Items listed in a dataset
════════

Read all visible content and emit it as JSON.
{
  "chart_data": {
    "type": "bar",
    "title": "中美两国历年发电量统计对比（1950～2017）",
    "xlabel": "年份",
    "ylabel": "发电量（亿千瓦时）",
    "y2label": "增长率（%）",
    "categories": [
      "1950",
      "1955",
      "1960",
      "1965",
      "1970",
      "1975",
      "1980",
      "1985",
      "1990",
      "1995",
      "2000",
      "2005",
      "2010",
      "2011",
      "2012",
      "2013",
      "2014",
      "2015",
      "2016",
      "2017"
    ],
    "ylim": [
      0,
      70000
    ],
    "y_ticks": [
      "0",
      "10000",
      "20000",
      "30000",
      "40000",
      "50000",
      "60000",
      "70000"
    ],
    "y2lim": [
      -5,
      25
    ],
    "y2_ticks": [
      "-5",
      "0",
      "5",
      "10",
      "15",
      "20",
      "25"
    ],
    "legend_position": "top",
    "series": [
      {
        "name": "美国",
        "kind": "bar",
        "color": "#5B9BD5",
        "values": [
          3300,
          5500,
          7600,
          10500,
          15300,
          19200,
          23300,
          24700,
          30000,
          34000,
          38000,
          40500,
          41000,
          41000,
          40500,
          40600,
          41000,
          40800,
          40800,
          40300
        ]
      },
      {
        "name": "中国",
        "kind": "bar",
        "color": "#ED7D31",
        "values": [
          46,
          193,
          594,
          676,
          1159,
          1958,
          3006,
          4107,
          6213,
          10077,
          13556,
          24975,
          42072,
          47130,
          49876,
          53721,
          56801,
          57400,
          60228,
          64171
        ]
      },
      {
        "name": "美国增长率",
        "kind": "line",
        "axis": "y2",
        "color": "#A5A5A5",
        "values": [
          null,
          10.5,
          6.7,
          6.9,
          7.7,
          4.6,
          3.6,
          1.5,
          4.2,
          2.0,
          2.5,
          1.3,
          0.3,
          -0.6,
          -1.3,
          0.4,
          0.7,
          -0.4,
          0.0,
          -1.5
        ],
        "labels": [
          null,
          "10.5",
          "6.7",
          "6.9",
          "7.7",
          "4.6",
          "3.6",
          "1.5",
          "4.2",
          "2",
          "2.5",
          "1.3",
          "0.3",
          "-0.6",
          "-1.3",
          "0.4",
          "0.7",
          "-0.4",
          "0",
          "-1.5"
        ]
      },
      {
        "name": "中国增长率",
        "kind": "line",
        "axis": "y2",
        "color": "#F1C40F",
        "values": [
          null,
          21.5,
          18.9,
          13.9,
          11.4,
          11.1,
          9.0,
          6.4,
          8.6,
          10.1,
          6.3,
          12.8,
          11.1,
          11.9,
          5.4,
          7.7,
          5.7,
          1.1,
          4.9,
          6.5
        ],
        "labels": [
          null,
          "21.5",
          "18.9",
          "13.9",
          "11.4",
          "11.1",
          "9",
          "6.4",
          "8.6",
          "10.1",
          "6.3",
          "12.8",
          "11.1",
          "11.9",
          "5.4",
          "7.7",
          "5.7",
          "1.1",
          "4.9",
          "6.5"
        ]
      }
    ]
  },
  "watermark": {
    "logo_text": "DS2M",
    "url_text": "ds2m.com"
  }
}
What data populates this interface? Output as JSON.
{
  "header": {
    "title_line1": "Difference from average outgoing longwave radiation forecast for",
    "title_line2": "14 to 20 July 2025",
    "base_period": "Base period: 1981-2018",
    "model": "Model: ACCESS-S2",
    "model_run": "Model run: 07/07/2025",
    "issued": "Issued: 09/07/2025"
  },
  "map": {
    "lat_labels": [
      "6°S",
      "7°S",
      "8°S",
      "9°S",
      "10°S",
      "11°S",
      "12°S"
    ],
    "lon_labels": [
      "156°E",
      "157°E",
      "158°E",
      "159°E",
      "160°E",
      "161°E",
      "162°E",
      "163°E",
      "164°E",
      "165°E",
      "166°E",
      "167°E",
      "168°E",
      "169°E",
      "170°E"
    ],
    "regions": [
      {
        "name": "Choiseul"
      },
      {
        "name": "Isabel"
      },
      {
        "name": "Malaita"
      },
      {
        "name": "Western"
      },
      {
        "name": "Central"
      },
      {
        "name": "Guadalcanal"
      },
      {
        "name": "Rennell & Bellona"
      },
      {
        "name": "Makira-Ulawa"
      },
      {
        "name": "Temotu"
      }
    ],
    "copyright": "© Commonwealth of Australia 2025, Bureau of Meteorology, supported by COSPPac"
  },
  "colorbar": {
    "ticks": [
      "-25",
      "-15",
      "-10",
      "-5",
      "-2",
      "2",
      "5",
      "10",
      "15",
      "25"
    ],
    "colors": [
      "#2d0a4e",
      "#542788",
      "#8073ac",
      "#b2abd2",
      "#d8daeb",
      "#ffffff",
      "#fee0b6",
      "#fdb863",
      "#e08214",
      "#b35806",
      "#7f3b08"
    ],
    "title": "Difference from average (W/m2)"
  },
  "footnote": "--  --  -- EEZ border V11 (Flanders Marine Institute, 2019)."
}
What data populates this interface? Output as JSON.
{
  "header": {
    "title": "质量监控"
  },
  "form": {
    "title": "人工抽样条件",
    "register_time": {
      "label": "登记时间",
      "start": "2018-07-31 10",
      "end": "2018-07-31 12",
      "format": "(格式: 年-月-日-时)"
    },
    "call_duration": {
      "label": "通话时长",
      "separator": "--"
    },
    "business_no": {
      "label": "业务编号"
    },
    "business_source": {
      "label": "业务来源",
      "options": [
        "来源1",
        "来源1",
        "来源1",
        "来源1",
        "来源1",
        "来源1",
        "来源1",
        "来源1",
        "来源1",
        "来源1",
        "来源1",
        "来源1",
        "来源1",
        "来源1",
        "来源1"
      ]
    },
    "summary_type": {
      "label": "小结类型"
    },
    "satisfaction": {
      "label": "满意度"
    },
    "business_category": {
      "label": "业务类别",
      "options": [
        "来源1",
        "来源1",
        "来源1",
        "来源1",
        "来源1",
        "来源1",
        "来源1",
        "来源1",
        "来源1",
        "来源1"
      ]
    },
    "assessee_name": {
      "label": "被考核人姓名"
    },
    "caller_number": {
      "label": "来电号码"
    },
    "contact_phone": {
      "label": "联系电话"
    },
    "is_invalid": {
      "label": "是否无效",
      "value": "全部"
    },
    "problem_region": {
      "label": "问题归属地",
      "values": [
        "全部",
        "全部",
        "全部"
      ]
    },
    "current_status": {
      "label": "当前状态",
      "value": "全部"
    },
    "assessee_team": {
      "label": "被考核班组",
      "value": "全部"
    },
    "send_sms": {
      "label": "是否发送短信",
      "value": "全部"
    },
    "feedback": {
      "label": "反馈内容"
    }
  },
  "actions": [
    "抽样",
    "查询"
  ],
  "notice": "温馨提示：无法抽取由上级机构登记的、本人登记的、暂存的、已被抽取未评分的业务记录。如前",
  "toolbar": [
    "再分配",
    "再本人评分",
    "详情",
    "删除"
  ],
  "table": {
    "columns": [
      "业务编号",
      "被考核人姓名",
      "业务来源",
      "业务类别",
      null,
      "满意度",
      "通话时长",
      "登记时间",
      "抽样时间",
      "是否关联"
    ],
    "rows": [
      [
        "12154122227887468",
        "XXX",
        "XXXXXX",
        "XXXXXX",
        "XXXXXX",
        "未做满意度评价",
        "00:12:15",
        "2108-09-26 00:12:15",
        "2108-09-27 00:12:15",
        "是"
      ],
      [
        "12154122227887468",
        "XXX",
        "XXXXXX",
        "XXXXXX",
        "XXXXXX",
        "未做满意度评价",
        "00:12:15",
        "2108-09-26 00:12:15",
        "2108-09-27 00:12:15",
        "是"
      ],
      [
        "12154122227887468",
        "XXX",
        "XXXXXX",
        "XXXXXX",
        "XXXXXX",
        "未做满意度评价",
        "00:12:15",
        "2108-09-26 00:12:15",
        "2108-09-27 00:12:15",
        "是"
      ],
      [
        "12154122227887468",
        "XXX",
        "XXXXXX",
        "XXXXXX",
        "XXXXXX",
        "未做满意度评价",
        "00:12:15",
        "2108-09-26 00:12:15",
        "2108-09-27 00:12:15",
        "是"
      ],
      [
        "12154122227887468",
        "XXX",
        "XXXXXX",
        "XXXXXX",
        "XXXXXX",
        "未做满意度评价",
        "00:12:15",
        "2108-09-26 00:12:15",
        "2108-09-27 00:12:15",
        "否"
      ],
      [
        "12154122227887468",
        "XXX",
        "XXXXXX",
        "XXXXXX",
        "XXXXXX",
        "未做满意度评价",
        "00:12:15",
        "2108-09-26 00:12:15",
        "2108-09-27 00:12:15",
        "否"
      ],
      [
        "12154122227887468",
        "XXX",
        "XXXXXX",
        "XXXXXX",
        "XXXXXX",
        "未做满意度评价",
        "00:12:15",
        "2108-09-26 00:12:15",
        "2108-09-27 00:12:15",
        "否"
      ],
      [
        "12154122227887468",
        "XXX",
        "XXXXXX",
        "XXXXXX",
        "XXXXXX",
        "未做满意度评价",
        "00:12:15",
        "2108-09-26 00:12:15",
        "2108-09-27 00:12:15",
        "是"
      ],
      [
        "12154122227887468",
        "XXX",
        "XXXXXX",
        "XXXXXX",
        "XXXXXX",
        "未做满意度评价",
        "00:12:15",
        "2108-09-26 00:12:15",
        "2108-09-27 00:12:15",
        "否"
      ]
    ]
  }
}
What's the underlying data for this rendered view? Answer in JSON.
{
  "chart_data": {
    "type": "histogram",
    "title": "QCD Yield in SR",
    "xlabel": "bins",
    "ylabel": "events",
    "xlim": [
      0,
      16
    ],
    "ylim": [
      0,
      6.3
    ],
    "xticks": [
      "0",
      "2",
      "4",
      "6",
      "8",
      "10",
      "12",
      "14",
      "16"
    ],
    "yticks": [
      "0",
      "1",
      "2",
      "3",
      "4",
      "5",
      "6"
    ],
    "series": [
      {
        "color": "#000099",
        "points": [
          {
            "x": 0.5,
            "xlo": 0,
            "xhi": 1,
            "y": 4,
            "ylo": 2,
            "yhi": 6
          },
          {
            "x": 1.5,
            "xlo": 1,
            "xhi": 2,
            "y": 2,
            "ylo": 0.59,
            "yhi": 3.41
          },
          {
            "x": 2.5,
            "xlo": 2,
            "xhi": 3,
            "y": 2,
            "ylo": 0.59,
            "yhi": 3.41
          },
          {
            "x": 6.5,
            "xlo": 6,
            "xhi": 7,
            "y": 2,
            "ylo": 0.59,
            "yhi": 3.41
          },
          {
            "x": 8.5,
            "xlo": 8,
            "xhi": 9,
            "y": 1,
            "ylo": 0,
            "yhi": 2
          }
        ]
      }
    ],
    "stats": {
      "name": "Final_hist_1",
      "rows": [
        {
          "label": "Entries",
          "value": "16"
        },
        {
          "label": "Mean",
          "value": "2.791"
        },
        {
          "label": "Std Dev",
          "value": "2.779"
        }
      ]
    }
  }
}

════════

### Directions for this task
Locate each line containing the string "from" and show it.

### Solution to the problem
    "title_line1": "Difference from average outgoing longwave radiation forecast for",
    "title": "Difference from average (W/m2)"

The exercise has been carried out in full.